What you have to do:
Find the number of lines in these records where the word "Overseas" appears. Reply with that number and nothing more.

— BEGIN —

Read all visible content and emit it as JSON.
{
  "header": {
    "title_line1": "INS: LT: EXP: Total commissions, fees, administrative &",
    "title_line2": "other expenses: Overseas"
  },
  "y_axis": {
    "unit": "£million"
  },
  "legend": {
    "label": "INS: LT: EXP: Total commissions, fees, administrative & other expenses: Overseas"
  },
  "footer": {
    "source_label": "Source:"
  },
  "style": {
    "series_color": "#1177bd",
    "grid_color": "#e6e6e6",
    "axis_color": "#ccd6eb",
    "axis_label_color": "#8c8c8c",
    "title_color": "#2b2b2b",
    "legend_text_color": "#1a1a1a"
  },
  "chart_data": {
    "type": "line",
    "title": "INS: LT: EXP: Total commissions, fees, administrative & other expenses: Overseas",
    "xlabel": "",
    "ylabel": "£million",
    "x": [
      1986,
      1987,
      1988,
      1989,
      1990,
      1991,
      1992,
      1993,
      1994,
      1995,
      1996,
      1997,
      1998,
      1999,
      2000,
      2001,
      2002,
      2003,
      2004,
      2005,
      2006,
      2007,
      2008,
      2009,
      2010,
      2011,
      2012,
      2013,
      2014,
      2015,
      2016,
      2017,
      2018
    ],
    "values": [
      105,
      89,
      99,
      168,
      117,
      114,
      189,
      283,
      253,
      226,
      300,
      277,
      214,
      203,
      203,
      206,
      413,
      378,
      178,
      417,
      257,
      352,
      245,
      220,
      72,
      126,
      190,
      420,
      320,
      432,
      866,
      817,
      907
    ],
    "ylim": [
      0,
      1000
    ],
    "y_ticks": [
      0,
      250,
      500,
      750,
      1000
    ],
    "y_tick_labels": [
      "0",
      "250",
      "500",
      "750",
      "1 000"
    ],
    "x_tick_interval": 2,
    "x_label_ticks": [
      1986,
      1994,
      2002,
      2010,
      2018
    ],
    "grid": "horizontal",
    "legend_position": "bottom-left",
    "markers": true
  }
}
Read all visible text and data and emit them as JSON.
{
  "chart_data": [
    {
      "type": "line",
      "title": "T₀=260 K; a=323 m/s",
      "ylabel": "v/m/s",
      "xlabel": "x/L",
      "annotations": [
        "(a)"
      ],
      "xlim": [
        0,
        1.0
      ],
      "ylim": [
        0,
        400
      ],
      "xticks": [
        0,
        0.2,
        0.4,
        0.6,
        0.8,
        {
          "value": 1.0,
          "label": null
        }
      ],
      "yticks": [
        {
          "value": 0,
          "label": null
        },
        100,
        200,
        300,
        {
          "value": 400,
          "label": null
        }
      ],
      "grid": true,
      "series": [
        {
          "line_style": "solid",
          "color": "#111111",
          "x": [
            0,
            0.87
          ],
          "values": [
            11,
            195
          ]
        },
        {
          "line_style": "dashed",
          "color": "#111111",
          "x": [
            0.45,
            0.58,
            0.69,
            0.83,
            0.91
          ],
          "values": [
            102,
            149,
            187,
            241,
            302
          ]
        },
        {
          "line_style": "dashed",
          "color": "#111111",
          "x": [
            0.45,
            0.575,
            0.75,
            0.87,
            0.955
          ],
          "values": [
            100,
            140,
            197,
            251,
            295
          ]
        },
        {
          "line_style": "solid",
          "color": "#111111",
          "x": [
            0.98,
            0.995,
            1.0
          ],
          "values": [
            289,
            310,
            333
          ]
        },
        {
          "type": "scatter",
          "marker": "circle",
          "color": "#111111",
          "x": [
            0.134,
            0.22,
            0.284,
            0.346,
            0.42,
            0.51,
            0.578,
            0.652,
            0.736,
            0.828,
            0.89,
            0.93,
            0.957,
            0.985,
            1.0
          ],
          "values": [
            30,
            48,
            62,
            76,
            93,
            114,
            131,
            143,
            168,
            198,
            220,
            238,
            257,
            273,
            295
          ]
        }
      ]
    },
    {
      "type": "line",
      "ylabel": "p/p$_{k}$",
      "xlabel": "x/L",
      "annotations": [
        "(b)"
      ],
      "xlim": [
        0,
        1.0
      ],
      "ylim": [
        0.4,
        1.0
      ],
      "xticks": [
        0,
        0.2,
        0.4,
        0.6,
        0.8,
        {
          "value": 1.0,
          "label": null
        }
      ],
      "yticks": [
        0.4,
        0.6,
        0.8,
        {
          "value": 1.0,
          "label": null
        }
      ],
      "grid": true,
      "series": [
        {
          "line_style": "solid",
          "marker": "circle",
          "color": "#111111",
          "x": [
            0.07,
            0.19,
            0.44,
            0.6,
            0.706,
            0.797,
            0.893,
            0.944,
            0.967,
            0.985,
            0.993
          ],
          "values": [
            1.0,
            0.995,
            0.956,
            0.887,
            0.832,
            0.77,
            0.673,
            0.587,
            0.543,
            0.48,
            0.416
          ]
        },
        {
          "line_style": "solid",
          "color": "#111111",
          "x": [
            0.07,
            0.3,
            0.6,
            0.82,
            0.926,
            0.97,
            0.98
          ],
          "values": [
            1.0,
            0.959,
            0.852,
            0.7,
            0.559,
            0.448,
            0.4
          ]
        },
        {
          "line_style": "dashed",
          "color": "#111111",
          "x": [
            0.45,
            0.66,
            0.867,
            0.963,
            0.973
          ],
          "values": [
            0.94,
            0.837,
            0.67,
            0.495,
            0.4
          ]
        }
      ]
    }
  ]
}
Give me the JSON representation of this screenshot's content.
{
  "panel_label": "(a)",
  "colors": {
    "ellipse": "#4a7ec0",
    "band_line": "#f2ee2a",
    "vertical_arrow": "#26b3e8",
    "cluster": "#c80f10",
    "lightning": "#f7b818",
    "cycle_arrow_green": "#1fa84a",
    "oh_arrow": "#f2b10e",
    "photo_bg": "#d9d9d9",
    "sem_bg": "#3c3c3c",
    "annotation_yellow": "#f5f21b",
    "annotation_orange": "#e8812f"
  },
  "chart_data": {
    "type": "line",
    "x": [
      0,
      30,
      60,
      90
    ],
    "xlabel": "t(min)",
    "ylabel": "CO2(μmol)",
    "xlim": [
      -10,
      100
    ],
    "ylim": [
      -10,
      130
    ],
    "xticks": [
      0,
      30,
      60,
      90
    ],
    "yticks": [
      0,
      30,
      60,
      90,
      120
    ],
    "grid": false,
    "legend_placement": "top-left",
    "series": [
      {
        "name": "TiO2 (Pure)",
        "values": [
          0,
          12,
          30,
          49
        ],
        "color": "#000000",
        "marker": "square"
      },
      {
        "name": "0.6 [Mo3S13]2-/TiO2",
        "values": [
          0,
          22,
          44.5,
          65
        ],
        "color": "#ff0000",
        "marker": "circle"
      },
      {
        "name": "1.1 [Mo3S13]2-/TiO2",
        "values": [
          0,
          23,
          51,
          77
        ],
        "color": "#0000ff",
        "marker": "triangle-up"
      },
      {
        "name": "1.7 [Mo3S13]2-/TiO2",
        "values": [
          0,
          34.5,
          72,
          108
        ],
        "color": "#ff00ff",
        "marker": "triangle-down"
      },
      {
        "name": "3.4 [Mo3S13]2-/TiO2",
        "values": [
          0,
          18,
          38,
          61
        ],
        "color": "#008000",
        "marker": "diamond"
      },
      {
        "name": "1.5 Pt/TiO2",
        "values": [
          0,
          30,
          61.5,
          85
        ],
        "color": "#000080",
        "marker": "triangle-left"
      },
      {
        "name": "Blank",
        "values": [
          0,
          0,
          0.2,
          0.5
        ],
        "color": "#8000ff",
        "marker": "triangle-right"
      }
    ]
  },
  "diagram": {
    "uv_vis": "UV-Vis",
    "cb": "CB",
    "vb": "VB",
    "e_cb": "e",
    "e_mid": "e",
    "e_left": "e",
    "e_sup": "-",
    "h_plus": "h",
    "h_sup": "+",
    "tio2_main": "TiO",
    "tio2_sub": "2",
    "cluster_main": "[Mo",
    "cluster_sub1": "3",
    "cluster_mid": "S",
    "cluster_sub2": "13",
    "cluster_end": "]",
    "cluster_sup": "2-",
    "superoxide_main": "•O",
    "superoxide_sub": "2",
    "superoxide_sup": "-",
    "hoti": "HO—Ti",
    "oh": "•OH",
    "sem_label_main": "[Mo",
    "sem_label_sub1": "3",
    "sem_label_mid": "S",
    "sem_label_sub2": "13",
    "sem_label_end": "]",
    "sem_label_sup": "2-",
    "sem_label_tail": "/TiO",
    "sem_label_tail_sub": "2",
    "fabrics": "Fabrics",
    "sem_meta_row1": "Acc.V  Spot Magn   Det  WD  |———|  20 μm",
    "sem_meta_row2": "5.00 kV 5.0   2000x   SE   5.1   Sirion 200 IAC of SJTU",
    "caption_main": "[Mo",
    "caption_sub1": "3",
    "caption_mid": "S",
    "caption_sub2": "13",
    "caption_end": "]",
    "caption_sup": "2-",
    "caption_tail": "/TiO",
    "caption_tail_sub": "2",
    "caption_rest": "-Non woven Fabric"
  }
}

— END —

Final result:
3